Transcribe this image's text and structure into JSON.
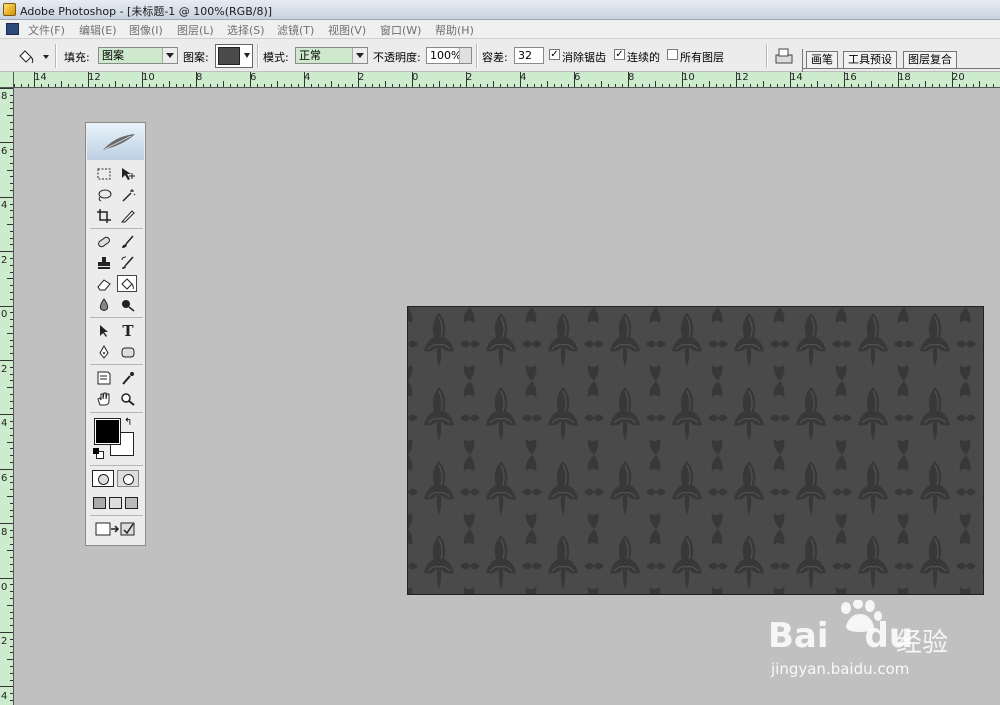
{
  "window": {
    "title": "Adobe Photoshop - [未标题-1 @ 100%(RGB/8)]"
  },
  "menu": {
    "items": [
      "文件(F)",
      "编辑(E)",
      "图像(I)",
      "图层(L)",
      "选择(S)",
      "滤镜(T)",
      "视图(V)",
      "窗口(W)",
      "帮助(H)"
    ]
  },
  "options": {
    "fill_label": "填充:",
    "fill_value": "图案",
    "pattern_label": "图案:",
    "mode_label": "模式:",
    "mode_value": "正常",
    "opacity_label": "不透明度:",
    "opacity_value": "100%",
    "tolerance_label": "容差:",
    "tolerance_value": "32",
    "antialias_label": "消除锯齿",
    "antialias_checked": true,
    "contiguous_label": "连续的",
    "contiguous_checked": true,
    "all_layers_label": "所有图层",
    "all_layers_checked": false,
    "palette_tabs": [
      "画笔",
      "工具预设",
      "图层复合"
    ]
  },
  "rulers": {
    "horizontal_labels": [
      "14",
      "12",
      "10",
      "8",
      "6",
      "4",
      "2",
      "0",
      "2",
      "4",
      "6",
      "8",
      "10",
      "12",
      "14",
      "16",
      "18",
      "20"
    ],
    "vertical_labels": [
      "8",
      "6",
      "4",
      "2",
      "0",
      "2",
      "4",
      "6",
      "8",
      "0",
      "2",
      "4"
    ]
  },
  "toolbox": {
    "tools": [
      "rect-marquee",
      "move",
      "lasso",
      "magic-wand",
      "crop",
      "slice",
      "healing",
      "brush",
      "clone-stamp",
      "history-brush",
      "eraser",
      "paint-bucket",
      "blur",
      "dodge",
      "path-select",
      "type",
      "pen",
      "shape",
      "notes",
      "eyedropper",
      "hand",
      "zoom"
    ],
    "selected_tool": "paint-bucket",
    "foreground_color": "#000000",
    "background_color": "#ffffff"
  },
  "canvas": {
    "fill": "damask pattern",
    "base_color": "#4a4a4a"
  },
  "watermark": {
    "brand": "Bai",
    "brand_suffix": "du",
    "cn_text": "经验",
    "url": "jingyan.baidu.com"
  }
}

::::::::::

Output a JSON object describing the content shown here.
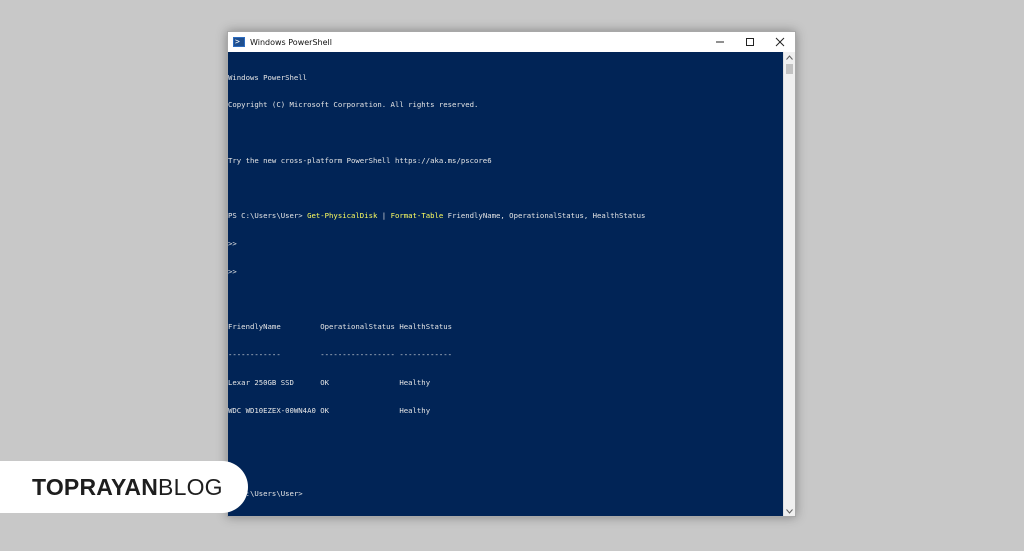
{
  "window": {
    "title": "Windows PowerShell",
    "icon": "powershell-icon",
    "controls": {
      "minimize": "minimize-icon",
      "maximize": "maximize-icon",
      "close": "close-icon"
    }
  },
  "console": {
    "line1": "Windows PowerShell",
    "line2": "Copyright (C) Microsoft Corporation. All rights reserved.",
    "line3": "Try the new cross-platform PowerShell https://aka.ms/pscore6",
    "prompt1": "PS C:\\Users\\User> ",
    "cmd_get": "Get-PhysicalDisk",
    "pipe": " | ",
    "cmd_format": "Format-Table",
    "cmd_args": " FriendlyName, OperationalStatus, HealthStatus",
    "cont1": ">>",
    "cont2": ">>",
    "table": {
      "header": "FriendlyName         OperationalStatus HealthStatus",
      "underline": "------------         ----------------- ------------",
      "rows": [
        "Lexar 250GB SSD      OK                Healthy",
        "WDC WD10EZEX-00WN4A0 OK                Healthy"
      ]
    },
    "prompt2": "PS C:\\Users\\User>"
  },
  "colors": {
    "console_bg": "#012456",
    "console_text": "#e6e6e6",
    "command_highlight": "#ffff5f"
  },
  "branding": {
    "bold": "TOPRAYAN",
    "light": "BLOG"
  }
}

::::::::::

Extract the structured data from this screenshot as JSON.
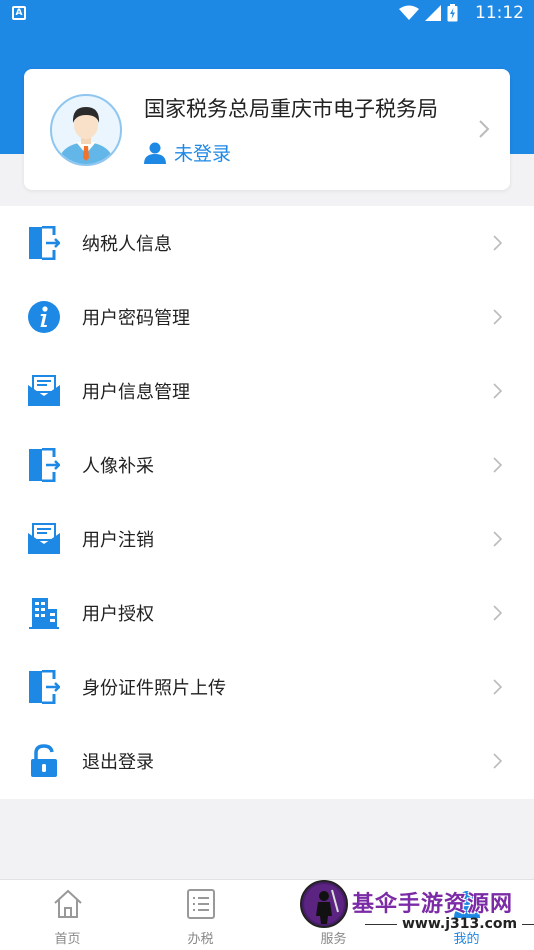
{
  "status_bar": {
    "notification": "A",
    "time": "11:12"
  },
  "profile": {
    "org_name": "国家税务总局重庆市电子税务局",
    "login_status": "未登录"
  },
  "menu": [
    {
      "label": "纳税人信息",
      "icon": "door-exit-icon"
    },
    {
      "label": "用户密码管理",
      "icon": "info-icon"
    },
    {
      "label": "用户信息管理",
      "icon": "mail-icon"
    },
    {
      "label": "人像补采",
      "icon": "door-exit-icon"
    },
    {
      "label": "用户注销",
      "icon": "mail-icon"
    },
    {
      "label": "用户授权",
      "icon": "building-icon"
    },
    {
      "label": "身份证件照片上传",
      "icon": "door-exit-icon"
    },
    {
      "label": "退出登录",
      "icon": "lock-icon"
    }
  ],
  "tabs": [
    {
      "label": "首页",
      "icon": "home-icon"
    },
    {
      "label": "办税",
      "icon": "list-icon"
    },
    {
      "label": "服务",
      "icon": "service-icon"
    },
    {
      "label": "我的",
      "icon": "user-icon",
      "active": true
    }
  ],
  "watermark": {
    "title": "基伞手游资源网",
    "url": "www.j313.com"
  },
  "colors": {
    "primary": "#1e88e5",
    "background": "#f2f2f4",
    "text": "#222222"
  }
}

::::::::::

_What the task requires_.
Give only the number of lines in the material above that include the word "OperationalStatus".

_Solution to the problem_.
2